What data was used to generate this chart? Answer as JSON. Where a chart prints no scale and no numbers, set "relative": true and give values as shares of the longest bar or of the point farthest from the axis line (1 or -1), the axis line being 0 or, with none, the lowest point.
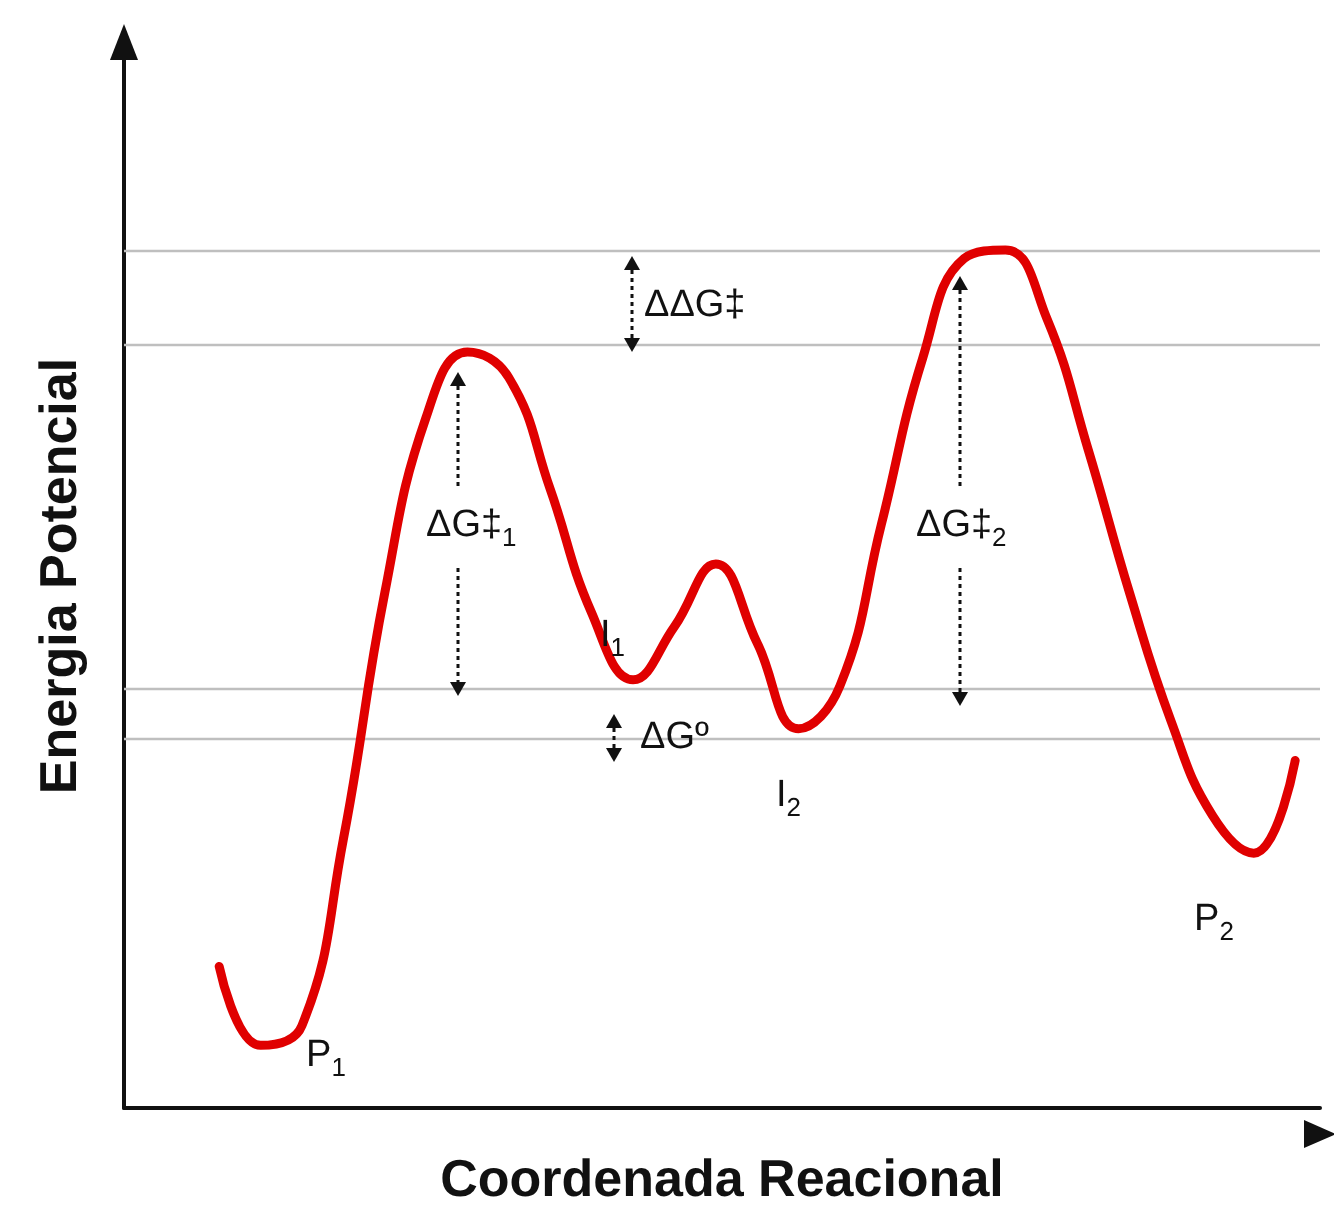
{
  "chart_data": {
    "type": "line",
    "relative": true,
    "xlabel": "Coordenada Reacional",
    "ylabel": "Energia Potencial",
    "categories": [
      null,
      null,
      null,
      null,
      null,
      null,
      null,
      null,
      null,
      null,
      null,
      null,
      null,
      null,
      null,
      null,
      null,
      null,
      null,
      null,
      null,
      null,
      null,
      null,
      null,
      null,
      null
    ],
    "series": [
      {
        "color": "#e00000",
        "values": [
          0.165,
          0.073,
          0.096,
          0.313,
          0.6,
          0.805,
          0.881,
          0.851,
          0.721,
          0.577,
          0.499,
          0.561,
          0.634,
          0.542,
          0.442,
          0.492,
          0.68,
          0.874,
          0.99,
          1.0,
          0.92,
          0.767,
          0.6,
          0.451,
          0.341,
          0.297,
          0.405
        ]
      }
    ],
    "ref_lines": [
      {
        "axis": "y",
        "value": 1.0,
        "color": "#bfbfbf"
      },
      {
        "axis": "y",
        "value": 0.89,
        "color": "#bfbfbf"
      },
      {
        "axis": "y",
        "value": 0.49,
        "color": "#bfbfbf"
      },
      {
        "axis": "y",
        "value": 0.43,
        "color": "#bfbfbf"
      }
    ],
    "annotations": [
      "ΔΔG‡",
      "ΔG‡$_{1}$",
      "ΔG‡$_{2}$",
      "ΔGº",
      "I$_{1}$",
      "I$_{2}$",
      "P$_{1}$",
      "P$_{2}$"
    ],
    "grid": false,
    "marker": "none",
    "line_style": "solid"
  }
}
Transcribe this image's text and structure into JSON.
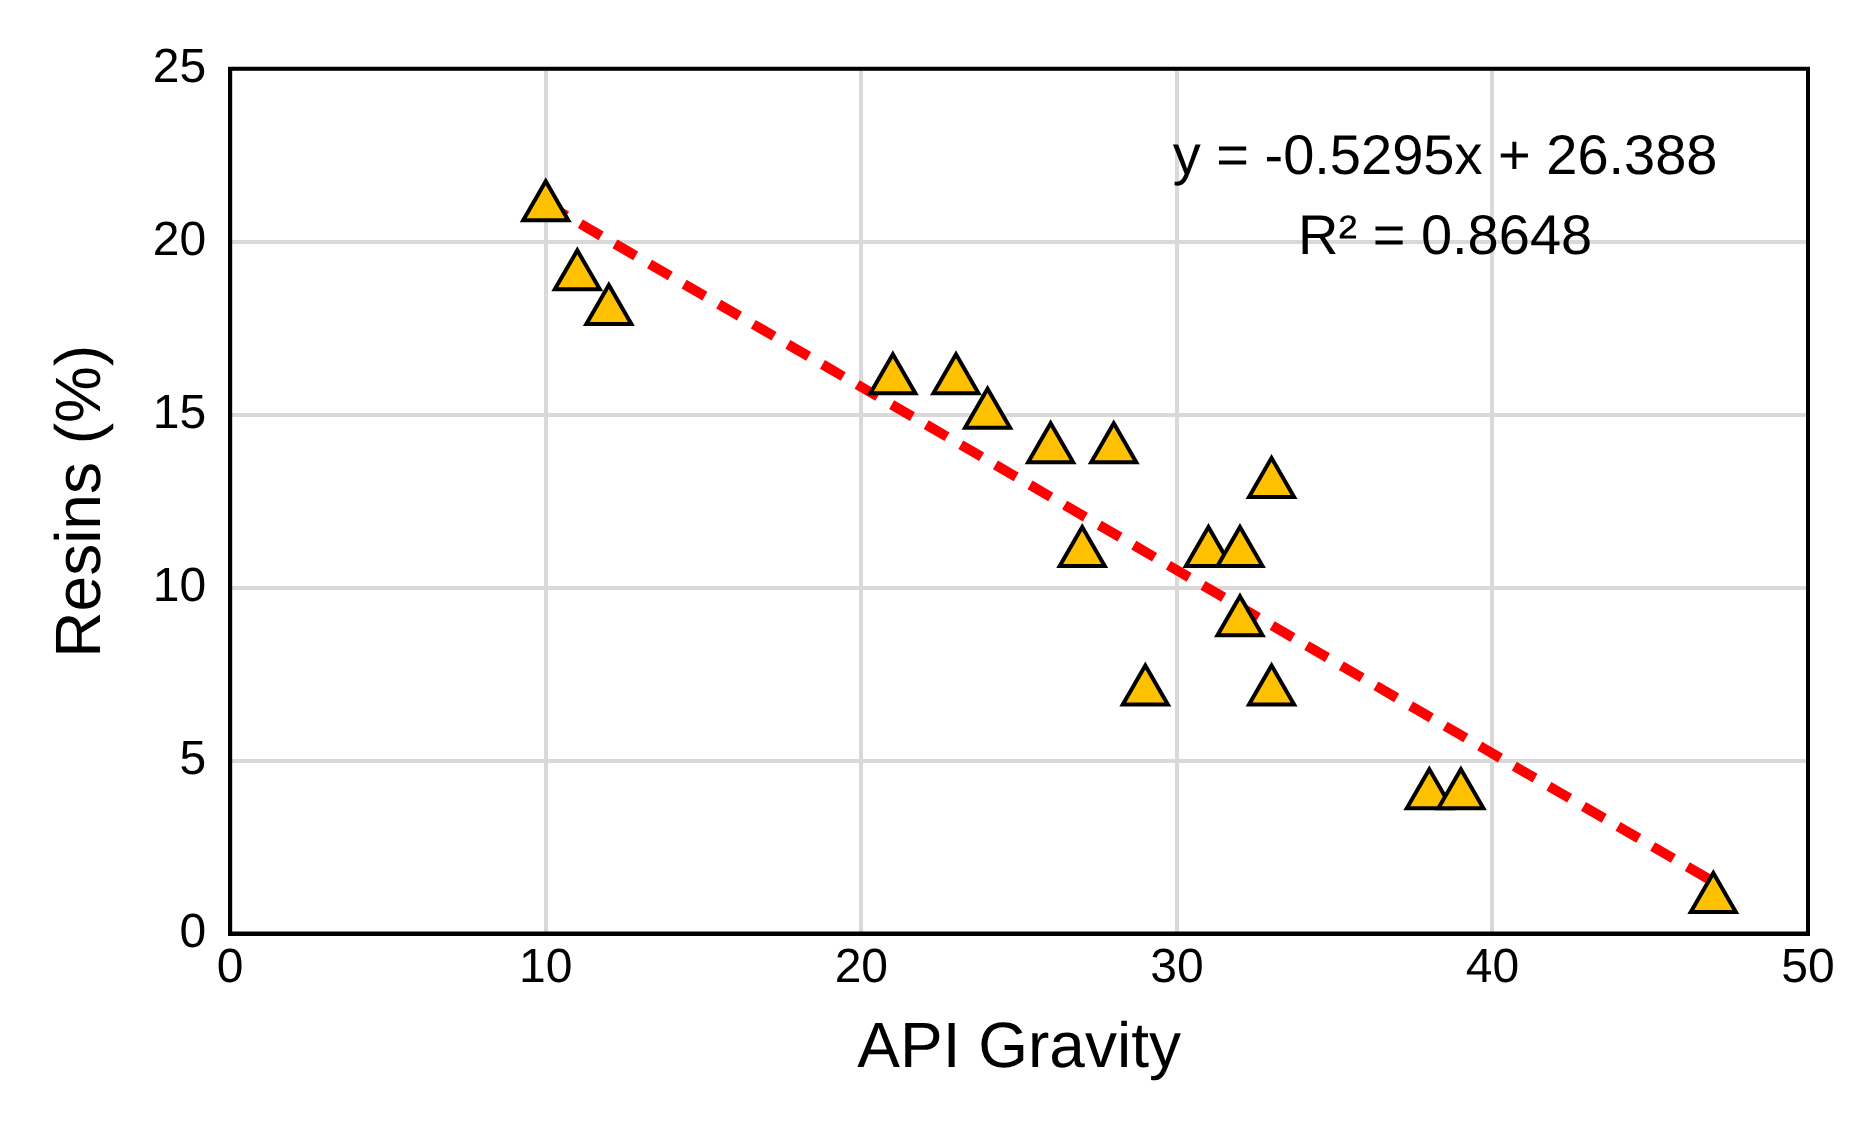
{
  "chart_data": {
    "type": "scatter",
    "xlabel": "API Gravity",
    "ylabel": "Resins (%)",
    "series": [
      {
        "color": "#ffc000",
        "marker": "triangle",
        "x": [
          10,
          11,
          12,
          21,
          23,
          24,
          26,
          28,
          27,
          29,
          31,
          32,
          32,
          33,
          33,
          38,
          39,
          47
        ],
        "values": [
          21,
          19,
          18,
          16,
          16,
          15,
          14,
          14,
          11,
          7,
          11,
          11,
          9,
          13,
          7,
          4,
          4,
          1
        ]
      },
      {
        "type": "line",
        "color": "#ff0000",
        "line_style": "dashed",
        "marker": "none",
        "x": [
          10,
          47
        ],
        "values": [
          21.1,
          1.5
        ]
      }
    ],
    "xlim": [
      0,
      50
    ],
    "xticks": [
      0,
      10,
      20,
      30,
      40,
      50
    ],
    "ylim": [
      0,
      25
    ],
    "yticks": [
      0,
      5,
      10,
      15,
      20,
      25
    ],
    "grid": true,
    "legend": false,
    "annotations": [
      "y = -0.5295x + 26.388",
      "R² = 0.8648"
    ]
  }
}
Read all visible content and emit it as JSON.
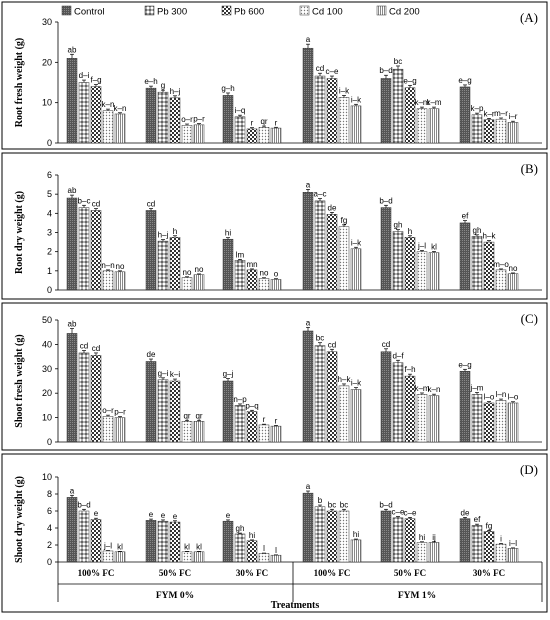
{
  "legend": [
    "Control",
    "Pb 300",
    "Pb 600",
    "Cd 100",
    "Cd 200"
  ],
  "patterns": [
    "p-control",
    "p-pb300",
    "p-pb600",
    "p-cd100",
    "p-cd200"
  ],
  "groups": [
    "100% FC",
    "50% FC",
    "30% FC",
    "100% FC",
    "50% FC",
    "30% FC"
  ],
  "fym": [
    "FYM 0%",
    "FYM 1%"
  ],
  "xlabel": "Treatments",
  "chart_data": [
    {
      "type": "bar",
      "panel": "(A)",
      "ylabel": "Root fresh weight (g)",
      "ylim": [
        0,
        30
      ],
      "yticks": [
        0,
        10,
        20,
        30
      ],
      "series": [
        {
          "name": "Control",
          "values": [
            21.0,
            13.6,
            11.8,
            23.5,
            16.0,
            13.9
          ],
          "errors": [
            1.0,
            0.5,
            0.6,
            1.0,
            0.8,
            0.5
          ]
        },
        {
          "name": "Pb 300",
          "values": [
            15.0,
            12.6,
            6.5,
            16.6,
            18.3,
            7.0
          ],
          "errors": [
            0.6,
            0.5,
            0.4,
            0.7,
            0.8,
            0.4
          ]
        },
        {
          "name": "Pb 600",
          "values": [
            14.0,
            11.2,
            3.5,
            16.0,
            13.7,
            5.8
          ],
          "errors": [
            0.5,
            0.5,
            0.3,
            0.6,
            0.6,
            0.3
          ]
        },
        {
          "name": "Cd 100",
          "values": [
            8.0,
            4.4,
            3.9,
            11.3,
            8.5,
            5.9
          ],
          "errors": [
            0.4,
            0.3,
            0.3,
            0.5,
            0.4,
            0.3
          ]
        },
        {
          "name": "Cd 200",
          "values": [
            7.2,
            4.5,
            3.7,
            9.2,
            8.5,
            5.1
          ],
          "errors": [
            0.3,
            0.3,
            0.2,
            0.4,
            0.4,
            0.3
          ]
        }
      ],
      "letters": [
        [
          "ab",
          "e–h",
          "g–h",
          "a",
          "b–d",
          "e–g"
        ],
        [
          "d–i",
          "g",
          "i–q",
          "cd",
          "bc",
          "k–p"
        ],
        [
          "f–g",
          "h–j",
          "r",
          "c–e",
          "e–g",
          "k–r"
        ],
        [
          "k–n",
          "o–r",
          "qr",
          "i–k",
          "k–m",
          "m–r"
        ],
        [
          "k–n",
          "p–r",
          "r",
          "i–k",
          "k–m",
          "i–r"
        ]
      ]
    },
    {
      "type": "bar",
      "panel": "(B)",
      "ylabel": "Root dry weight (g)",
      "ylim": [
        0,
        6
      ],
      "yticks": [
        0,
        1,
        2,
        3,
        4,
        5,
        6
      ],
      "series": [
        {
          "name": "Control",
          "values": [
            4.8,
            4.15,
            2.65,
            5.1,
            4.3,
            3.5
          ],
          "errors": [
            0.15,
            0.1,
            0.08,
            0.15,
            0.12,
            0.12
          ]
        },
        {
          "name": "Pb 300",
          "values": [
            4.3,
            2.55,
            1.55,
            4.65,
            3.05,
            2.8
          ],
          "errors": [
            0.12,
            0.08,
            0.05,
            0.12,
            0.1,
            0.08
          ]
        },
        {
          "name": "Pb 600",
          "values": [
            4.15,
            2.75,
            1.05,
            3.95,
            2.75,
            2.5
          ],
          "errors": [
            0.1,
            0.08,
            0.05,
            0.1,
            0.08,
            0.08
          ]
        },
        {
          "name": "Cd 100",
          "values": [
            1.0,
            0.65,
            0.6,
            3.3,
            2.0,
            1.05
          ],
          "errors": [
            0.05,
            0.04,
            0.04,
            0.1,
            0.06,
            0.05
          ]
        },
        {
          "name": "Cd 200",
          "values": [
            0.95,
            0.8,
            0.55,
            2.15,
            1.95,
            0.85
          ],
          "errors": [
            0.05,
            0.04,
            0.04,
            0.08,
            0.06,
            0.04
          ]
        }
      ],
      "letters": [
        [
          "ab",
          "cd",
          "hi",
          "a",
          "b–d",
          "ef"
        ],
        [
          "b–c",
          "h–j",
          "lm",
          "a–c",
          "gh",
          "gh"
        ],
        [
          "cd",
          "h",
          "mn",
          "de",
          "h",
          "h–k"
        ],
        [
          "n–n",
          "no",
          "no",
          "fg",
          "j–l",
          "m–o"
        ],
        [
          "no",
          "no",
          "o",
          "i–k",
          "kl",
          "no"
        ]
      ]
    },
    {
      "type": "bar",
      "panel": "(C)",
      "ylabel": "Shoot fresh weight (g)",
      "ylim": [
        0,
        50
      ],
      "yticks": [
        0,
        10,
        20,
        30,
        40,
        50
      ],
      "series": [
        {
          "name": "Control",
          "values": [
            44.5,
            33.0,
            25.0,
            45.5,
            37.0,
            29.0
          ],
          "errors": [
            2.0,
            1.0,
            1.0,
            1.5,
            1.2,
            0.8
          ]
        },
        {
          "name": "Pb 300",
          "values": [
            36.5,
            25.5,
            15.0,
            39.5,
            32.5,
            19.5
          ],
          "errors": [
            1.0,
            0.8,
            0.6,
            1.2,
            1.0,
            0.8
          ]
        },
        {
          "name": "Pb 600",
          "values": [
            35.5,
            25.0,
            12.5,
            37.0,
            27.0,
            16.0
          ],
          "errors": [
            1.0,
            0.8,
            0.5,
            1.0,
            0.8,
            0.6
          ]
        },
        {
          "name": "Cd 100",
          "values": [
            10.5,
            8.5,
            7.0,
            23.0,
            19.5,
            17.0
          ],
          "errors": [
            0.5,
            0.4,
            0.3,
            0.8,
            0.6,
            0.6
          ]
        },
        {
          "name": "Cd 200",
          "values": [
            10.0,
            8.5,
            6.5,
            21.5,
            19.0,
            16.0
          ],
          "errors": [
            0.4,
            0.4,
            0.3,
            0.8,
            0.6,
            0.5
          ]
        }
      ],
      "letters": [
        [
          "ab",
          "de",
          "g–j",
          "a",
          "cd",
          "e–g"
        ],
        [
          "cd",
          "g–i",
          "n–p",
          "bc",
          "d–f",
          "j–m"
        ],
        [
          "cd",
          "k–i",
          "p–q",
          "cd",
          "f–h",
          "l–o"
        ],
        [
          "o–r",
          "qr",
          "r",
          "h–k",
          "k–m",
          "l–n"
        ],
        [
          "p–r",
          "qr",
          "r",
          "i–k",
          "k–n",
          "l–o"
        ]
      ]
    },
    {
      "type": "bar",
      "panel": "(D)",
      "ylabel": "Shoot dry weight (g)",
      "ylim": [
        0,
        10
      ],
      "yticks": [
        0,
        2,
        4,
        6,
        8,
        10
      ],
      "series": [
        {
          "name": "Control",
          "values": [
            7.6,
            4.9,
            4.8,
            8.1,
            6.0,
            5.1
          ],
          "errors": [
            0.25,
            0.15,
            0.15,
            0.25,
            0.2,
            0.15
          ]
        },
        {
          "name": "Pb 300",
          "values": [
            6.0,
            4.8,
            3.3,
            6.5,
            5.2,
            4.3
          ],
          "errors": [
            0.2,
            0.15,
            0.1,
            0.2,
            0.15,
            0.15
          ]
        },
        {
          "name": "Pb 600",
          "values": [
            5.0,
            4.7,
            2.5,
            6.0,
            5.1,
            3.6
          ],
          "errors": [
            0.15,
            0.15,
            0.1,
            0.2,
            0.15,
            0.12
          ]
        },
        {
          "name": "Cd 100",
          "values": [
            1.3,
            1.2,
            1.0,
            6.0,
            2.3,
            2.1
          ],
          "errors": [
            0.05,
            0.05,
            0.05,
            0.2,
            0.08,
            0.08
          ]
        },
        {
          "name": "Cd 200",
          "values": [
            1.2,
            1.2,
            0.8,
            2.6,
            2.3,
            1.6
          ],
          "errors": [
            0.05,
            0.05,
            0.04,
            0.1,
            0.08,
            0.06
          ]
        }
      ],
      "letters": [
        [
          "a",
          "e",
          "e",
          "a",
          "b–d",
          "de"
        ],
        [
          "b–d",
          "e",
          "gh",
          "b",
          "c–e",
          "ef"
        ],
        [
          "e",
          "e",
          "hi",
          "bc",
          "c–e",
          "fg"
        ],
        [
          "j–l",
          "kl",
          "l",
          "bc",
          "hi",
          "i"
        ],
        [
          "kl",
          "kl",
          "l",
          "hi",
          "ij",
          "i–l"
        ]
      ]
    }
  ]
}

^^^^^^^^

DESCRIPTION OF THE TASK: Your task is to collect every line above that contains the word "Shoot".

EXPECTED ANSWER:
      "ylabel": "Shoot fresh weight (g)",
      "ylabel": "Shoot dry weight (g)",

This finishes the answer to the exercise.